◆ AIM:
Extract all data as written.

━━━━━ TASK INPUTS ━━━━━

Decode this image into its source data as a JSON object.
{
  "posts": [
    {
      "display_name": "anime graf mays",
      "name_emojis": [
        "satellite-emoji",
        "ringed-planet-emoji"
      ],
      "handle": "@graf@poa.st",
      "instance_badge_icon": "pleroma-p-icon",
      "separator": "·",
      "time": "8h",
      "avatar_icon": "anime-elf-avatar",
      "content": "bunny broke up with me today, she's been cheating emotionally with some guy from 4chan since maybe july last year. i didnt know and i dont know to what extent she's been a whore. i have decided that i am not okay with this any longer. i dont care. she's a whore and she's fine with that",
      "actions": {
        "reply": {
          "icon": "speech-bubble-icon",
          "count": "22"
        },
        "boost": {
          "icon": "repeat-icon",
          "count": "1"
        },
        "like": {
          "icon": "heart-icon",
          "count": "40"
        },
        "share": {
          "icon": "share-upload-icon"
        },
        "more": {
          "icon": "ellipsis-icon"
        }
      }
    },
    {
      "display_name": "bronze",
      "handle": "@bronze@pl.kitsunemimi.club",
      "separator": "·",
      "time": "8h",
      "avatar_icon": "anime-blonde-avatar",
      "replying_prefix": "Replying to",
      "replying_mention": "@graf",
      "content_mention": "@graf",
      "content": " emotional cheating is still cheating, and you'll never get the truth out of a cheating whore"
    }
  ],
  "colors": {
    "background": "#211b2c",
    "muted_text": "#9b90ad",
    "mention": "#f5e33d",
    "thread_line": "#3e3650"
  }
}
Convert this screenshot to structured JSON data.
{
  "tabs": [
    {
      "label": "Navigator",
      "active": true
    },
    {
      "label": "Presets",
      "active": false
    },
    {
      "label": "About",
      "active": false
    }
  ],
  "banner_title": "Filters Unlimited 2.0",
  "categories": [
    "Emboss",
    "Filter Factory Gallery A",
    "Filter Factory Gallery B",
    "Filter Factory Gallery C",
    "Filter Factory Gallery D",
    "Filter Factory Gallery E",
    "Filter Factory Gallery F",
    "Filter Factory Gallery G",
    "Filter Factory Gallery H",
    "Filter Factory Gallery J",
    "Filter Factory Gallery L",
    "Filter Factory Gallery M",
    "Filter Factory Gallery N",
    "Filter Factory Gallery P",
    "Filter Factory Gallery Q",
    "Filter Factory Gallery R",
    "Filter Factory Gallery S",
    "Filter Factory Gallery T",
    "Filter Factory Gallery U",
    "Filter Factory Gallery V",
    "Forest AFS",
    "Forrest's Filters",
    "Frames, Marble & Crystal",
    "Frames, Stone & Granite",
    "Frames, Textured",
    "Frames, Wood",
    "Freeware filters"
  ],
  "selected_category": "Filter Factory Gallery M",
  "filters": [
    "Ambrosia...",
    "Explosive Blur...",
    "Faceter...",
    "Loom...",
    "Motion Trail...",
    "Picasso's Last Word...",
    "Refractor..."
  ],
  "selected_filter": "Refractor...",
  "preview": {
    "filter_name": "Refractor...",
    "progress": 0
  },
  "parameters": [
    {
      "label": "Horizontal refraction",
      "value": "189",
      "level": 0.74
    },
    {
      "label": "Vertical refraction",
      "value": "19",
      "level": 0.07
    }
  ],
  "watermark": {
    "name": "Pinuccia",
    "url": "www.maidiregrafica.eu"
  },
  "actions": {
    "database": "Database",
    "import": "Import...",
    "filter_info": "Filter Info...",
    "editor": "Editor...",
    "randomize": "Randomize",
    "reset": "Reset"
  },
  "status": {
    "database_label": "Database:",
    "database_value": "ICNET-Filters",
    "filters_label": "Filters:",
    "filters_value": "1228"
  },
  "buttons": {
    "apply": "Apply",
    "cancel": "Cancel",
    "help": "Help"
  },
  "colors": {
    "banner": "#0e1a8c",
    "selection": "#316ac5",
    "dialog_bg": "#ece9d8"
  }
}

━━━━━

◆ OUTPUT OF THE EXERCISE:
Decode this image into its source data as a JSON object.
{
  "posts": [
    {
      "display_name": "anime graf mays",
      "name_emojis": [
        "satellite-emoji",
        "ringed-planet-emoji"
      ],
      "handle": "@graf@poa.st",
      "instance_badge_icon": "pleroma-p-icon",
      "separator": "·",
      "time": "8h",
      "avatar_icon": "anime-elf-avatar",
      "content": "bunny broke up with me today, she's been cheating emotionally with some guy from 4chan since maybe july last year. i didnt know and i dont know to what extent she's been a whore. i have decided that i am not okay with this any longer. i dont care. she's a whore and she's fine with that",
      "actions": {
        "reply": {
          "icon": "speech-bubble-icon",
          "count": "22"
        },
        "boost": {
          "icon": "repeat-icon",
          "count": "1"
        },
        "like": {
          "icon": "heart-icon",
          "count": "40"
        },
        "share": {
          "icon": "share-upload-icon"
        },
        "more": {
          "icon": "ellipsis-icon"
        }
      }
    },
    {
      "display_name": "bronze",
      "handle": "@bronze@pl.kitsunemimi.club",
      "separator": "·",
      "time": "8h",
      "avatar_icon": "anime-blonde-avatar",
      "replying_prefix": "Replying to",
      "replying_mention": "@graf",
      "content_mention": "@graf",
      "content": " emotional cheating is still cheating, and you'll never get the truth out of a cheating whore"
    }
  ],
  "colors": {
    "background": "#211b2c",
    "muted_text": "#9b90ad",
    "mention": "#f5e33d",
    "thread_line": "#3e3650"
  }
}
Convert this screenshot to structured JSON data.
{
  "tabs": [
    {
      "label": "Navigator",
      "active": true
    },
    {
      "label": "Presets",
      "active": false
    },
    {
      "label": "About",
      "active": false
    }
  ],
  "banner_title": "Filters Unlimited 2.0",
  "categories": [
    "Emboss",
    "Filter Factory Gallery A",
    "Filter Factory Gallery B",
    "Filter Factory Gallery C",
    "Filter Factory Gallery D",
    "Filter Factory Gallery E",
    "Filter Factory Gallery F",
    "Filter Factory Gallery G",
    "Filter Factory Gallery H",
    "Filter Factory Gallery J",
    "Filter Factory Gallery L",
    "Filter Factory Gallery M",
    "Filter Factory Gallery N",
    "Filter Factory Gallery P",
    "Filter Factory Gallery Q",
    "Filter Factory Gallery R",
    "Filter Factory Gallery S",
    "Filter Factory Gallery T",
    "Filter Factory Gallery U",
    "Filter Factory Gallery V",
    "Forest AFS",
    "Forrest's Filters",
    "Frames, Marble & Crystal",
    "Frames, Stone & Granite",
    "Frames, Textured",
    "Frames, Wood",
    "Freeware filters"
  ],
  "selected_category": "Filter Factory Gallery M",
  "filters": [
    "Ambrosia...",
    "Explosive Blur...",
    "Faceter...",
    "Loom...",
    "Motion Trail...",
    "Picasso's Last Word...",
    "Refractor..."
  ],
  "selected_filter": "Refractor...",
  "preview": {
    "filter_name": "Refractor...",
    "progress": 0
  },
  "parameters": [
    {
      "label": "Horizontal refraction",
      "value": "189",
      "level": 0.74
    },
    {
      "label": "Vertical refraction",
      "value": "19",
      "level": 0.07
    }
  ],
  "watermark": {
    "name": "Pinuccia",
    "url": "www.maidiregrafica.eu"
  },
  "actions": {
    "database": "Database",
    "import": "Import...",
    "filter_info": "Filter Info...",
    "editor": "Editor...",
    "randomize": "Randomize",
    "reset": "Reset"
  },
  "status": {
    "database_label": "Database:",
    "database_value": "ICNET-Filters",
    "filters_label": "Filters:",
    "filters_value": "1228"
  },
  "buttons": {
    "apply": "Apply",
    "cancel": "Cancel",
    "help": "Help"
  },
  "colors": {
    "banner": "#0e1a8c",
    "selection": "#316ac5",
    "dialog_bg": "#ece9d8"
  }
}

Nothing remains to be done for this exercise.